> REQUIREMENT:
Could you retype every one of the records below line for line, without altering a single character?

** begin **

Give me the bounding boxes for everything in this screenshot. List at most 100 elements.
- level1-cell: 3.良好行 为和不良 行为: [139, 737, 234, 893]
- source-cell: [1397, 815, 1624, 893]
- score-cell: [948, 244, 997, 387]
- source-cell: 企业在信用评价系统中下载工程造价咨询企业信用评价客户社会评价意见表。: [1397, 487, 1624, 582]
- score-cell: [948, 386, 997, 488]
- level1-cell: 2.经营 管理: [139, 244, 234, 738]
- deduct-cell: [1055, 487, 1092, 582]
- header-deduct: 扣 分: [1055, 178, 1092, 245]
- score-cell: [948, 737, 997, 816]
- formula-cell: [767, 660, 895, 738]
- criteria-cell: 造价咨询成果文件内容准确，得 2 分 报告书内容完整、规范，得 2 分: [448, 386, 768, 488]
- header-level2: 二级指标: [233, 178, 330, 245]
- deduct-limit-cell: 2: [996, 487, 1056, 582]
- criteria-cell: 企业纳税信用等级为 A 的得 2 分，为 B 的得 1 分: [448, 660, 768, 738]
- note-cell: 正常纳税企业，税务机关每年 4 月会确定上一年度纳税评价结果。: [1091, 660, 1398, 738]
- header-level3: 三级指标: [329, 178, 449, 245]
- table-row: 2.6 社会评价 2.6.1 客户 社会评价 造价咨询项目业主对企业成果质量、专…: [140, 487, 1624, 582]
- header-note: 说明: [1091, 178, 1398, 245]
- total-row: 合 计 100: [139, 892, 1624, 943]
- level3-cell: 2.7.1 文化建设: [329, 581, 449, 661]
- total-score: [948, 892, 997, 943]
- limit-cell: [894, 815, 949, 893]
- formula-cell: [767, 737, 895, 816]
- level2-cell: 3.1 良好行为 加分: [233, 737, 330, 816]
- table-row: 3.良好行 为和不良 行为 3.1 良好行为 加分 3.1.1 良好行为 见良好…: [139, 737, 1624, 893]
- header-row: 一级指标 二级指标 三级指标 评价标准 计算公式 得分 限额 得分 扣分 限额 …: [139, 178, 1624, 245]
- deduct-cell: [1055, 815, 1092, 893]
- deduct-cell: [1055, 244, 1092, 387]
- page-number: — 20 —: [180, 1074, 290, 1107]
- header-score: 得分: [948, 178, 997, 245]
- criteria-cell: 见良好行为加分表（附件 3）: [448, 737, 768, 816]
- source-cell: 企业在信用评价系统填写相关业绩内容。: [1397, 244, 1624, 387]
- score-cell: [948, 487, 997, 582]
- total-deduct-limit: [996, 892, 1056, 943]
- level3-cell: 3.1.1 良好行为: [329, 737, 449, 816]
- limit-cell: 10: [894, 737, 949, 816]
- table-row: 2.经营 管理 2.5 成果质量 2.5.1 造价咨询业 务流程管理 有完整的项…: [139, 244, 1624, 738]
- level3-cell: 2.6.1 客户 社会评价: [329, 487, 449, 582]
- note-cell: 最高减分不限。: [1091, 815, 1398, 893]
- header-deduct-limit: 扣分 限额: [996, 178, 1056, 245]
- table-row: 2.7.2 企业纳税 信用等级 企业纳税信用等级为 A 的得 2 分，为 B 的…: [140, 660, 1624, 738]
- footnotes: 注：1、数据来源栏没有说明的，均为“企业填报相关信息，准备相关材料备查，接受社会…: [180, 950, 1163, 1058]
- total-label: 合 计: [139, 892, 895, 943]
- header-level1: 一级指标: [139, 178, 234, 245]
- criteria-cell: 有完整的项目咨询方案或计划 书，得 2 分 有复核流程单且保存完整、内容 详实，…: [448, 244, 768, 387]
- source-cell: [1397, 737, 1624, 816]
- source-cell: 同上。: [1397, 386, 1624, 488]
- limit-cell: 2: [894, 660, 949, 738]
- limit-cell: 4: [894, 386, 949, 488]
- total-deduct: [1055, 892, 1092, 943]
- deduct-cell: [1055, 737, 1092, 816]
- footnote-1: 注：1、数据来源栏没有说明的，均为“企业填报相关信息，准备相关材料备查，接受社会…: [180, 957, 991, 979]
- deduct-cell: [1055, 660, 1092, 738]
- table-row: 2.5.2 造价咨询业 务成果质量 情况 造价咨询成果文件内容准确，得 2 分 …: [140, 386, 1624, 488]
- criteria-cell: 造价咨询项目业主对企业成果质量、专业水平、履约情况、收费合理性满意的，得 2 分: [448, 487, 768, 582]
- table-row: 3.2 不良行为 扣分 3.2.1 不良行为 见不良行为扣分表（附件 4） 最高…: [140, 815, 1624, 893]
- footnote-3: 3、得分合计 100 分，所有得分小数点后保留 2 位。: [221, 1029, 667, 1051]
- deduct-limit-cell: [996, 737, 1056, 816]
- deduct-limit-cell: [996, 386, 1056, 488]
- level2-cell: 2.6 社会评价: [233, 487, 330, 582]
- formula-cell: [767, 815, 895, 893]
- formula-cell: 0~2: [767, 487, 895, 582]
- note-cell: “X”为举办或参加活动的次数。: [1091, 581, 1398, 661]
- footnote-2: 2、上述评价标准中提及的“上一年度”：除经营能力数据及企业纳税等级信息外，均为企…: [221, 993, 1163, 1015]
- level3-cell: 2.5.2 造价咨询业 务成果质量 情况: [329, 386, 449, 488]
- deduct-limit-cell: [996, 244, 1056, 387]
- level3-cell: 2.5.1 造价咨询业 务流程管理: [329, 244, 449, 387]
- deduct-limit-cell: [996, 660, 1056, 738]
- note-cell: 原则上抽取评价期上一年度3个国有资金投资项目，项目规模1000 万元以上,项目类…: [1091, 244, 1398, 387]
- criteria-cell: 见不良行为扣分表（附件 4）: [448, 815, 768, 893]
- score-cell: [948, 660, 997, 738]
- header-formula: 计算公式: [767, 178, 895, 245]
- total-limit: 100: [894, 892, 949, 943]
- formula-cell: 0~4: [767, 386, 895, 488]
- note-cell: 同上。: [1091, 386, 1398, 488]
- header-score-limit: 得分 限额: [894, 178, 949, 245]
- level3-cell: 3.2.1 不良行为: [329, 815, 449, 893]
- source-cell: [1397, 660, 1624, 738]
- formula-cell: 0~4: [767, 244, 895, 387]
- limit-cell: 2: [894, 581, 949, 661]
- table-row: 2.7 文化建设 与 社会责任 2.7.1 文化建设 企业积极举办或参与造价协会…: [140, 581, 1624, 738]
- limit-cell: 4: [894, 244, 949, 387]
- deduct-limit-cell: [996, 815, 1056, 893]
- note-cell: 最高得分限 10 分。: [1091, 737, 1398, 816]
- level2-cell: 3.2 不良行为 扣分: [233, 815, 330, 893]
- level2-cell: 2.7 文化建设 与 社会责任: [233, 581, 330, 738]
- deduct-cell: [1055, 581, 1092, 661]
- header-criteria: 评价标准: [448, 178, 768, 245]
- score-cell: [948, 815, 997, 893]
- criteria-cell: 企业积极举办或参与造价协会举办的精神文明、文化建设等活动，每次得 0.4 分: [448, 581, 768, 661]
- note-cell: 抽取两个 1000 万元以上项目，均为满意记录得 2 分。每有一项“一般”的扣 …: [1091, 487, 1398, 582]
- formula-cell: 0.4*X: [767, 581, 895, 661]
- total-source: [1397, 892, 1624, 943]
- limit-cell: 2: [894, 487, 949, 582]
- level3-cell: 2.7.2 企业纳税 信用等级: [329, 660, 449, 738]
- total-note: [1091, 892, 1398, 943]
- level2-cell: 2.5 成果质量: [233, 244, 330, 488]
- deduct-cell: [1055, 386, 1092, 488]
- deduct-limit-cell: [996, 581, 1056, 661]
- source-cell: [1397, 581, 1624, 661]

** end **

> EXPECTED ANSWER:
Give me the bounding boxes for everything in this screenshot. List at most 100 elements.
- level1-cell: 3.良好行 为和不良 行为: [139, 737, 234, 893]
- source-cell: [1397, 815, 1624, 893]
- score-cell: [948, 244, 997, 387]
- source-cell: 企业在信用评价系统中下载工程造价咨询企业信用评价客户社会评价意见表。: [1397, 487, 1624, 582]
- score-cell: [948, 386, 997, 488]
- level1-cell: 2.经营 管理: [139, 244, 234, 738]
- deduct-cell: [1055, 487, 1092, 582]
- header-deduct: 扣 分: [1055, 178, 1092, 245]
- score-cell: [948, 737, 997, 816]
- formula-cell: [767, 660, 895, 738]
- criteria-cell: 造价咨询成果文件内容准确，得 2 分 报告书内容完整、规范，得 2 分: [448, 386, 768, 488]
- header-level2: 二级指标: [233, 178, 330, 245]
- deduct-limit-cell: 2: [996, 487, 1056, 582]
- criteria-cell: 企业纳税信用等级为 A 的得 2 分，为 B 的得 1 分: [448, 660, 768, 738]
- note-cell: 正常纳税企业，税务机关每年 4 月会确定上一年度纳税评价结果。: [1091, 660, 1398, 738]
- header-level3: 三级指标: [329, 178, 449, 245]
- table-row: 2.6 社会评价 2.6.1 客户 社会评价 造价咨询项目业主对企业成果质量、专…: [140, 487, 1624, 582]
- header-note: 说明: [1091, 178, 1398, 245]
- total-row: 合 计 100: [139, 892, 1624, 943]
- level3-cell: 2.7.1 文化建设: [329, 581, 449, 661]
- total-score: [948, 892, 997, 943]
- limit-cell: [894, 815, 949, 893]
- formula-cell: [767, 737, 895, 816]
- level2-cell: 3.1 良好行为 加分: [233, 737, 330, 816]
- table-row: 3.良好行 为和不良 行为 3.1 良好行为 加分 3.1.1 良好行为 见良好…: [139, 737, 1624, 893]
- header-row: 一级指标 二级指标 三级指标 评价标准 计算公式 得分 限额 得分 扣分 限额 …: [139, 178, 1624, 245]
- deduct-cell: [1055, 815, 1092, 893]
- deduct-cell: [1055, 244, 1092, 387]
- page-number: — 20 —: [180, 1074, 290, 1107]
- header-score: 得分: [948, 178, 997, 245]
- criteria-cell: 见良好行为加分表（附件 3）: [448, 737, 768, 816]
- source-cell: 企业在信用评价系统填写相关业绩内容。: [1397, 244, 1624, 387]
- score-cell: [948, 487, 997, 582]
- total-deduct-limit: [996, 892, 1056, 943]
- level3-cell: 3.1.1 良好行为: [329, 737, 449, 816]
- limit-cell: 10: [894, 737, 949, 816]
- table-row: 2.经营 管理 2.5 成果质量 2.5.1 造价咨询业 务流程管理 有完整的项…: [139, 244, 1624, 738]
- level3-cell: 2.6.1 客户 社会评价: [329, 487, 449, 582]
- note-cell: 最高减分不限。: [1091, 815, 1398, 893]
- header-deduct-limit: 扣分 限额: [996, 178, 1056, 245]
- table-row: 2.7.2 企业纳税 信用等级 企业纳税信用等级为 A 的得 2 分，为 B 的…: [140, 660, 1624, 738]
- footnotes: 注：1、数据来源栏没有说明的，均为“企业填报相关信息，准备相关材料备查，接受社会…: [180, 950, 1163, 1058]
- total-label: 合 计: [139, 892, 895, 943]
- header-level1: 一级指标: [139, 178, 234, 245]
- criteria-cell: 有完整的项目咨询方案或计划 书，得 2 分 有复核流程单且保存完整、内容 详实，…: [448, 244, 768, 387]
- source-cell: [1397, 737, 1624, 816]
- source-cell: 同上。: [1397, 386, 1624, 488]
- limit-cell: 2: [894, 660, 949, 738]
- limit-cell: 4: [894, 386, 949, 488]
- total-deduct: [1055, 892, 1092, 943]
- deduct-cell: [1055, 737, 1092, 816]
- footnote-1: 注：1、数据来源栏没有说明的，均为“企业填报相关信息，准备相关材料备查，接受社会…: [180, 957, 991, 979]
- deduct-cell: [1055, 660, 1092, 738]
- table-row: 2.5.2 造价咨询业 务成果质量 情况 造价咨询成果文件内容准确，得 2 分 …: [140, 386, 1624, 488]
- criteria-cell: 造价咨询项目业主对企业成果质量、专业水平、履约情况、收费合理性满意的，得 2 分: [448, 487, 768, 582]
- table-row: 3.2 不良行为 扣分 3.2.1 不良行为 见不良行为扣分表（附件 4） 最高…: [140, 815, 1624, 893]
- footnote-3: 3、得分合计 100 分，所有得分小数点后保留 2 位。: [221, 1029, 667, 1051]
- deduct-limit-cell: [996, 737, 1056, 816]
- deduct-limit-cell: [996, 386, 1056, 488]
- level2-cell: 2.6 社会评价: [233, 487, 330, 582]
- formula-cell: [767, 815, 895, 893]
- formula-cell: 0~2: [767, 487, 895, 582]
- note-cell: “X”为举办或参加活动的次数。: [1091, 581, 1398, 661]
- footnote-2: 2、上述评价标准中提及的“上一年度”：除经营能力数据及企业纳税等级信息外，均为企…: [221, 993, 1163, 1015]
- level3-cell: 2.5.2 造价咨询业 务成果质量 情况: [329, 386, 449, 488]
- deduct-limit-cell: [996, 244, 1056, 387]
- level3-cell: 2.5.1 造价咨询业 务流程管理: [329, 244, 449, 387]
- deduct-limit-cell: [996, 660, 1056, 738]
- note-cell: 原则上抽取评价期上一年度3个国有资金投资项目，项目规模1000 万元以上,项目类…: [1091, 244, 1398, 387]
- criteria-cell: 见不良行为扣分表（附件 4）: [448, 815, 768, 893]
- score-cell: [948, 660, 997, 738]
- header-formula: 计算公式: [767, 178, 895, 245]
- total-limit: 100: [894, 892, 949, 943]
- formula-cell: 0~4: [767, 386, 895, 488]
- note-cell: 同上。: [1091, 386, 1398, 488]
- header-score-limit: 得分 限额: [894, 178, 949, 245]
- level3-cell: 3.2.1 不良行为: [329, 815, 449, 893]
- source-cell: [1397, 660, 1624, 738]
- formula-cell: 0~4: [767, 244, 895, 387]
- limit-cell: 2: [894, 581, 949, 661]
- table-row: 2.7 文化建设 与 社会责任 2.7.1 文化建设 企业积极举办或参与造价协会…: [140, 581, 1624, 738]
- limit-cell: 4: [894, 244, 949, 387]
- deduct-limit-cell: [996, 815, 1056, 893]
- note-cell: 最高得分限 10 分。: [1091, 737, 1398, 816]
- level2-cell: 3.2 不良行为 扣分: [233, 815, 330, 893]
- level2-cell: 2.7 文化建设 与 社会责任: [233, 581, 330, 738]
- deduct-cell: [1055, 581, 1092, 661]
- header-criteria: 评价标准: [448, 178, 768, 245]
- score-cell: [948, 815, 997, 893]
- criteria-cell: 企业积极举办或参与造价协会举办的精神文明、文化建设等活动，每次得 0.4 分: [448, 581, 768, 661]
- note-cell: 抽取两个 1000 万元以上项目，均为满意记录得 2 分。每有一项“一般”的扣 …: [1091, 487, 1398, 582]
- formula-cell: 0.4*X: [767, 581, 895, 661]
- total-source: [1397, 892, 1624, 943]
- limit-cell: 2: [894, 487, 949, 582]
- level3-cell: 2.7.2 企业纳税 信用等级: [329, 660, 449, 738]
- total-note: [1091, 892, 1398, 943]
- level2-cell: 2.5 成果质量: [233, 244, 330, 488]
- deduct-cell: [1055, 386, 1092, 488]
- deduct-limit-cell: [996, 581, 1056, 661]
- source-cell: [1397, 581, 1624, 661]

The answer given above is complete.